Collected data:
====
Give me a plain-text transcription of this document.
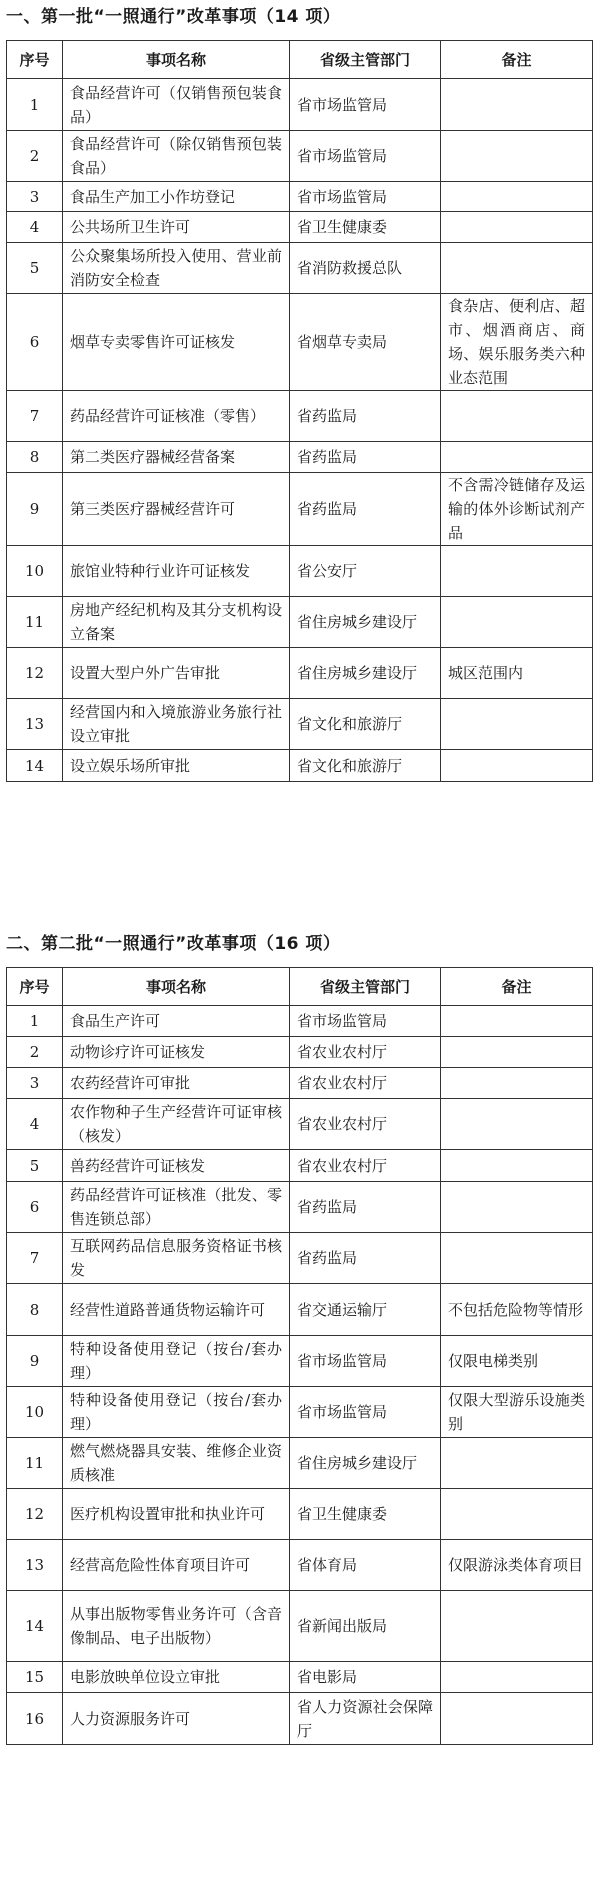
一、第一批“一照通行”改革事项（14 项）
序号	事项名称	省级主管部门	备注
1	食品经营许可（仅销售预包装食品）	省市场监管局	
2	食品经营许可（除仅销售预包装食品）	省市场监管局	
3	食品生产加工小作坊登记	省市场监管局	
4	公共场所卫生许可	省卫生健康委	
5	公众聚集场所投入使用、营业前消防安全检查	省消防救援总队	
6	烟草专卖零售许可证核发	省烟草专卖局	食杂店、便利店、超市、烟酒商店、商场、娱乐服务类六种业态范围
7	药品经营许可证核准（零售）	省药监局	
8	第二类医疗器械经营备案	省药监局	
9	第三类医疗器械经营许可	省药监局	不含需冷链储存及运输的体外诊断试剂产品
10	旅馆业特种行业许可证核发	省公安厅	
11	房地产经纪机构及其分支机构设立备案	省住房城乡建设厅	
12	设置大型户外广告审批	省住房城乡建设厅	城区范围内
13	经营国内和入境旅游业务旅行社设立审批	省文化和旅游厅	
14	设立娱乐场所审批	省文化和旅游厅	
二、第二批“一照通行”改革事项（16 项）
序号	事项名称	省级主管部门	备注
1	食品生产许可	省市场监管局	
2	动物诊疗许可证核发	省农业农村厅	
3	农药经营许可审批	省农业农村厅	
4	农作物种子生产经营许可证审核（核发）	省农业农村厅	
5	兽药经营许可证核发	省农业农村厅	
6	药品经营许可证核准（批发、零售连锁总部）	省药监局	
7	互联网药品信息服务资格证书核发	省药监局	
8	经营性道路普通货物运输许可	省交通运输厅	不包括危险物等情形
9	特种设备使用登记（按台/套办理）	省市场监管局	仅限电梯类别
10	特种设备使用登记（按台/套办理）	省市场监管局	仅限大型游乐设施类别
11	燃气燃烧器具安装、维修企业资质核准	省住房城乡建设厅	
12	医疗机构设置审批和执业许可	省卫生健康委	
13	经营高危险性体育项目许可	省体育局	仅限游泳类体育项目
14	从事出版物零售业务许可（含音像制品、电子出版物）	省新闻出版局	
15	电影放映单位设立审批	省电影局	
16	人力资源服务许可	省人力资源社会保障厅	
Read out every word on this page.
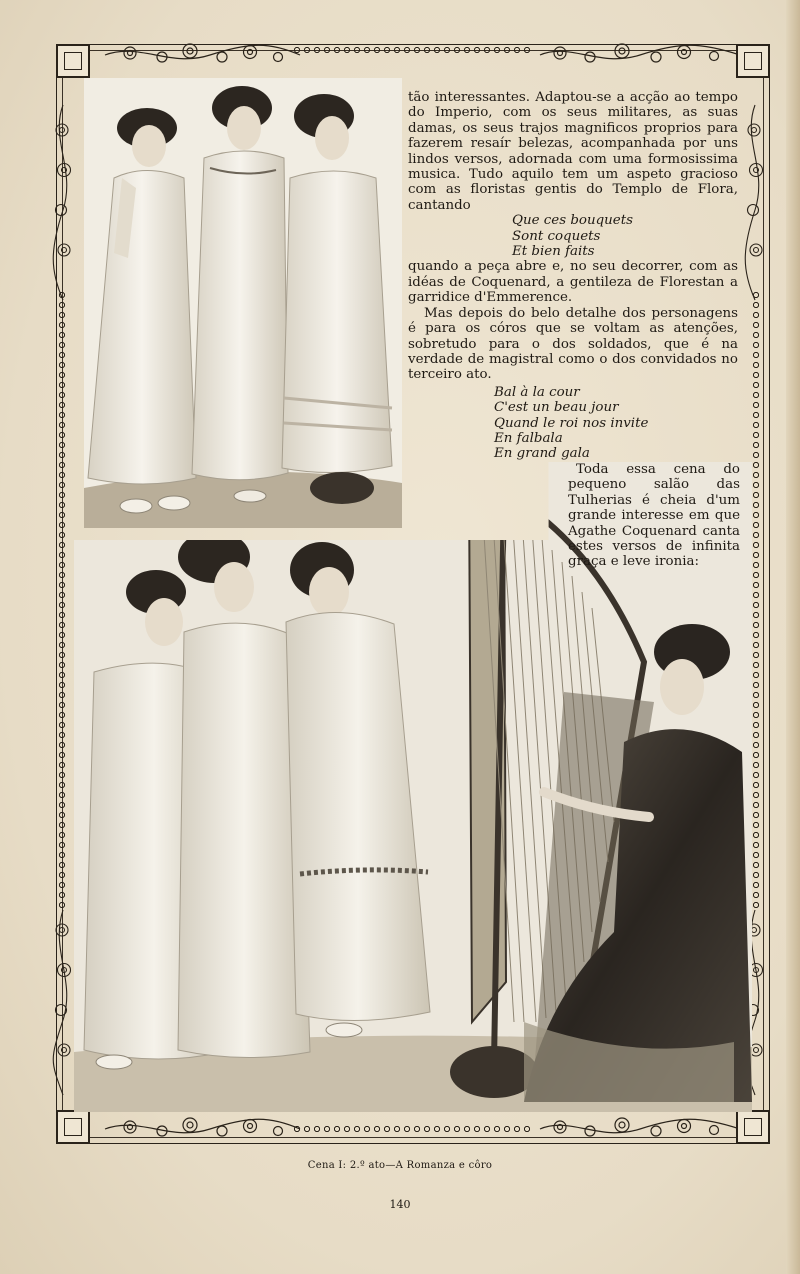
tão interessantes. Adaptou-se a acção ao tempo do Imperio, com os seus militares, as suas damas, os seus trajos magnificos proprios para fazerem resaír belezas, acompanhada por uns lindos versos, adornada com uma formosissima musica. Tudo aquilo tem um aspeto gracioso com as floristas gentis do Templo de Flora, cantando

Que ces bouquets
Sont coquets
Et bien faits

quando a peça abre e, no seu decorrer, com as idéas de Coquenard, a gentileza de Florestan a garridice d'Emmerence.

Mas depois do belo detalhe dos personagens é para os córos que se voltam as atenções, sobretudo para o dos soldados, que é na verdade de magistral como o dos convidados no terceiro ato.

Bal à la cour
C'est un beau jour
Quand le roi nos invite
En falbala
En grand gala

Toda essa cena do pequeno salão das Tulherias é cheia d'um grande interesse em que Agathe Coquenard canta estes versos de infinita graça e leve ironia:

Cena I: 2.º ato—A Romanza e côro
140
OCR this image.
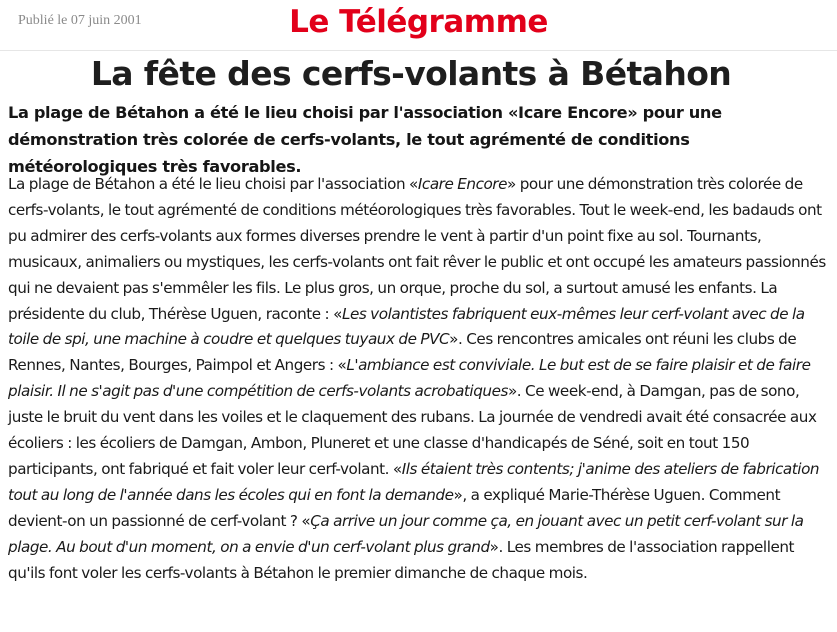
Publié le 07 juin 2001	Le Télégramme
La fête des cerfs-volants à Bétahon

La plage de Bétahon a été le lieu choisi par l'association «Icare Encore» pour une démonstration très colorée de cerfs-volants, le tout agrémenté de conditions météorologiques très favorables.

La plage de Bétahon a été le lieu choisi par l'association «Icare Encore» pour une démonstration très colorée de cerfs-volants, le tout agrémenté de conditions météorologiques très favorables. Tout le week-end, les badauds ont pu admirer des cerfs-volants aux formes diverses prendre le vent à partir d'un point fixe au sol. Tournants, musicaux, animaliers ou mystiques, les cerfs-volants ont fait rêver le public et ont occupé les amateurs passionnés qui ne devaient pas s'emmêler les fils. Le plus gros, un orque, proche du sol, a surtout amusé les enfants. La présidente du club, Thérèse Uguen, raconte : «Les volantistes fabriquent eux-mêmes leur cerf-volant avec de la toile de spi, une machine à coudre et quelques tuyaux de PVC». Ces rencontres amicales ont réuni les clubs de Rennes, Nantes, Bourges, Paimpol et Angers : «L'ambiance est conviviale. Le but est de se faire plaisir et de faire plaisir. Il ne s'agit pas d'une compétition de cerfs-volants acrobatiques». Ce week-end, à Damgan, pas de sono, juste le bruit du vent dans les voiles et le claquement des rubans. La journée de vendredi avait été consacrée aux écoliers : les écoliers de Damgan, Ambon, Pluneret et une classe d'handicapés de Séné, soit en tout 150 participants, ont fabriqué et fait voler leur cerf-volant. «Ils étaient très contents; j'anime des ateliers de fabrication tout au long de l'année dans les écoles qui en font la demande», a expliqué Marie-Thérèse Uguen. Comment devient-on un passionné de cerf-volant ? «Ça arrive un jour comme ça, en jouant avec un petit cerf-volant sur la plage. Au bout d'un moment, on a envie d'un cerf-volant plus grand». Les membres de l'association rappellent qu'ils font voler les cerfs-volants à Bétahon le premier dimanche de chaque mois.
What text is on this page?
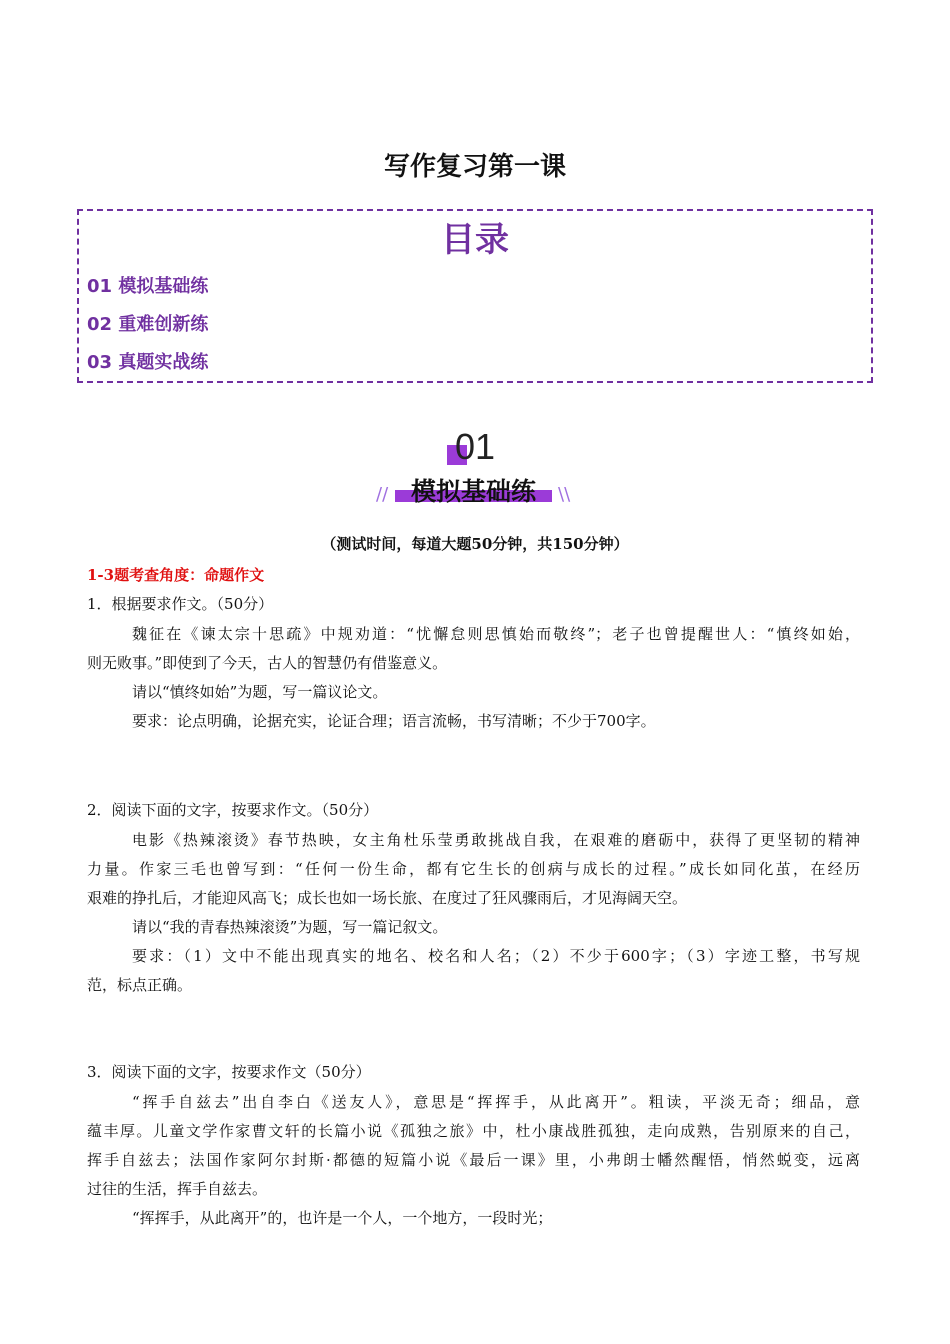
写作复习第一课
目录
01 模拟基础练
02 重难创新练
03 真题实战练
01
模拟基础练
//	\\
（测试时间，每道大题50分钟，共150分钟）
1-3题考查角度：命题作文
1．根据要求作文。（50分）
魏征在《谏太宗十思疏》中规劝道：“忧懈怠则思慎始而敬终”；老子也曾提醒世人：“慎终如始，
则无败事。”即使到了今天，古人的智慧仍有借鉴意义。
请以“慎终如始”为题，写一篇议论文。
要求：论点明确，论据充实，论证合理；语言流畅，书写清晰；不少于700字。
2．阅读下面的文字，按要求作文。（50分）
电影《热辣滚烫》春节热映，女主角杜乐莹勇敢挑战自我，在艰难的磨砺中，获得了更坚韧的精神
力量。作家三毛也曾写到：“任何一份生命，都有它生长的创病与成长的过程。”成长如同化茧，在经历
艰难的挣扎后，才能迎风高飞；成长也如一场长旅、在度过了狂风骤雨后，才见海阔天空。
请以“我的青春热辣滚烫”为题，写一篇记叙文。
要求：（1）文中不能出现真实的地名、校名和人名；（2）不少于600字；（3）字迹工整，书写规
范，标点正确。
3．阅读下面的文字，按要求作文（50分）
“挥手自兹去”出自李白《送友人》，意思是“挥挥手，从此离开”。粗读，平淡无奇；细品，意
蕴丰厚。儿童文学作家曹文轩的长篇小说《孤独之旅》中，杜小康战胜孤独，走向成熟，告别原来的自己，
挥手自兹去；法国作家阿尔封斯·都德的短篇小说《最后一课》里，小弗朗士幡然醒悟，悄然蜕变，远离
过往的生活，挥手自兹去。
“挥挥手，从此离开”的，也许是一个人，一个地方，一段时光；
====
> _Direction_:
Restate the full listing verbatim and drop every picture.

> _The solution_:
Give me a plain-text transcription of this document.
一、第一批“一照通行”改革事项（14 项）
序号	事项名称	省级主管部门	备注
1	食品经营许可（仅销售预包装食品）	省市场监管局	
2	食品经营许可（除仅销售预包装食品）	省市场监管局	
3	食品生产加工小作坊登记	省市场监管局	
4	公共场所卫生许可	省卫生健康委	
5	公众聚集场所投入使用、营业前消防安全检查	省消防救援总队	
6	烟草专卖零售许可证核发	省烟草专卖局	食杂店、便利店、超市、烟酒商店、商场、娱乐服务类六种业态范围
7	药品经营许可证核准（零售）	省药监局	
8	第二类医疗器械经营备案	省药监局	
9	第三类医疗器械经营许可	省药监局	不含需冷链储存及运输的体外诊断试剂产品
10	旅馆业特种行业许可证核发	省公安厅	
11	房地产经纪机构及其分支机构设立备案	省住房城乡建设厅	
12	设置大型户外广告审批	省住房城乡建设厅	城区范围内
13	经营国内和入境旅游业务旅行社设立审批	省文化和旅游厅	
14	设立娱乐场所审批	省文化和旅游厅	
二、第二批“一照通行”改革事项（16 项）
序号	事项名称	省级主管部门	备注
1	食品生产许可	省市场监管局	
2	动物诊疗许可证核发	省农业农村厅	
3	农药经营许可审批	省农业农村厅	
4	农作物种子生产经营许可证审核（核发）	省农业农村厅	
5	兽药经营许可证核发	省农业农村厅	
6	药品经营许可证核准（批发、零售连锁总部）	省药监局	
7	互联网药品信息服务资格证书核发	省药监局	
8	经营性道路普通货物运输许可	省交通运输厅	不包括危险物等情形
9	特种设备使用登记（按台/套办理）	省市场监管局	仅限电梯类别
10	特种设备使用登记（按台/套办理）	省市场监管局	仅限大型游乐设施类别
11	燃气燃烧器具安装、维修企业资质核准	省住房城乡建设厅	
12	医疗机构设置审批和执业许可	省卫生健康委	
13	经营高危险性体育项目许可	省体育局	仅限游泳类体育项目
14	从事出版物零售业务许可（含音像制品、电子出版物）	省新闻出版局	
15	电影放映单位设立审批	省电影局	
16	人力资源服务许可	省人力资源社会保障厅	
Read out every word on this page.
tão interessantes. Adaptou-se a acção ao tempo do Imperio, com os seus militares, as suas damas, os seus trajos magnificos proprios para fazerem resaír belezas, acompanhada por uns lindos versos, adornada com uma formosissima musica. Tudo aquilo tem um aspeto gracioso com as floristas gentis do Templo de Flora, cantando

Que ces bouquets
Sont coquets
Et bien faits

quando a peça abre e, no seu decorrer, com as idéas de Coquenard, a gentileza de Florestan a garridice d'Emmerence.

Mas depois do belo detalhe dos personagens é para os córos que se voltam as atenções, sobretudo para o dos soldados, que é na verdade de magistral como o dos convidados no terceiro ato.

Bal à la cour
C'est un beau jour
Quand le roi nos invite
En falbala
En grand gala

Toda essa cena do pequeno salão das Tulherias é cheia d'um grande interesse em que Agathe Coquenard canta estes versos de infinita graça e leve ironia:

Cena I: 2.º ato—A Romanza e côro
140
OCR this image.
Publié le 07 juin 2001	Le Télégramme
La fête des cerfs-volants à Bétahon

La plage de Bétahon a été le lieu choisi par l'association «Icare Encore» pour une démonstration très colorée de cerfs-volants, le tout agrémenté de conditions météorologiques très favorables.

La plage de Bétahon a été le lieu choisi par l'association «Icare Encore» pour une démonstration très colorée de cerfs-volants, le tout agrémenté de conditions météorologiques très favorables. Tout le week-end, les badauds ont pu admirer des cerfs-volants aux formes diverses prendre le vent à partir d'un point fixe au sol. Tournants, musicaux, animaliers ou mystiques, les cerfs-volants ont fait rêver le public et ont occupé les amateurs passionnés qui ne devaient pas s'emmêler les fils. Le plus gros, un orque, proche du sol, a surtout amusé les enfants. La présidente du club, Thérèse Uguen, raconte : «Les volantistes fabriquent eux-mêmes leur cerf-volant avec de la toile de spi, une machine à coudre et quelques tuyaux de PVC». Ces rencontres amicales ont réuni les clubs de Rennes, Nantes, Bourges, Paimpol et Angers : «L'ambiance est conviviale. Le but est de se faire plaisir et de faire plaisir. Il ne s'agit pas d'une compétition de cerfs-volants acrobatiques». Ce week-end, à Damgan, pas de sono, juste le bruit du vent dans les voiles et le claquement des rubans. La journée de vendredi avait été consacrée aux écoliers : les écoliers de Damgan, Ambon, Pluneret et une classe d'handicapés de Séné, soit en tout 150 participants, ont fabriqué et fait voler leur cerf-volant. «Ils étaient très contents; j'anime des ateliers de fabrication tout au long de l'année dans les écoles qui en font la demande», a expliqué Marie-Thérèse Uguen. Comment devient-on un passionné de cerf-volant ? «Ça arrive un jour comme ça, en jouant avec un petit cerf-volant sur la plage. Au bout d'un moment, on a envie d'un cerf-volant plus grand». Les membres de l'association rappellent qu'ils font voler les cerfs-volants à Bétahon le premier dimanche de chaque mois.
What text is on this page?
写作复习第一课
目录
01 模拟基础练
02 重难创新练
03 真题实战练
01
模拟基础练
//	\\
（测试时间，每道大题50分钟，共150分钟）
1-3题考查角度：命题作文
1．根据要求作文。（50分）
魏征在《谏太宗十思疏》中规劝道：“忧懈怠则思慎始而敬终”；老子也曾提醒世人：“慎终如始，
则无败事。”即使到了今天，古人的智慧仍有借鉴意义。
请以“慎终如始”为题，写一篇议论文。
要求：论点明确，论据充实，论证合理；语言流畅，书写清晰；不少于700字。
2．阅读下面的文字，按要求作文。（50分）
电影《热辣滚烫》春节热映，女主角杜乐莹勇敢挑战自我，在艰难的磨砺中，获得了更坚韧的精神
力量。作家三毛也曾写到：“任何一份生命，都有它生长的创病与成长的过程。”成长如同化茧，在经历
艰难的挣扎后，才能迎风高飞；成长也如一场长旅、在度过了狂风骤雨后，才见海阔天空。
请以“我的青春热辣滚烫”为题，写一篇记叙文。
要求：（1）文中不能出现真实的地名、校名和人名；（2）不少于600字；（3）字迹工整，书写规
范，标点正确。
3．阅读下面的文字，按要求作文（50分）
“挥手自兹去”出自李白《送友人》，意思是“挥挥手，从此离开”。粗读，平淡无奇；细品，意
蕴丰厚。儿童文学作家曹文轩的长篇小说《孤独之旅》中，杜小康战胜孤独，走向成熟，告别原来的自己，
挥手自兹去；法国作家阿尔封斯·都德的短篇小说《最后一课》里，小弗朗士幡然醒悟，悄然蜕变，远离
过往的生活，挥手自兹去。
“挥挥手，从此离开”的，也许是一个人，一个地方，一段时光；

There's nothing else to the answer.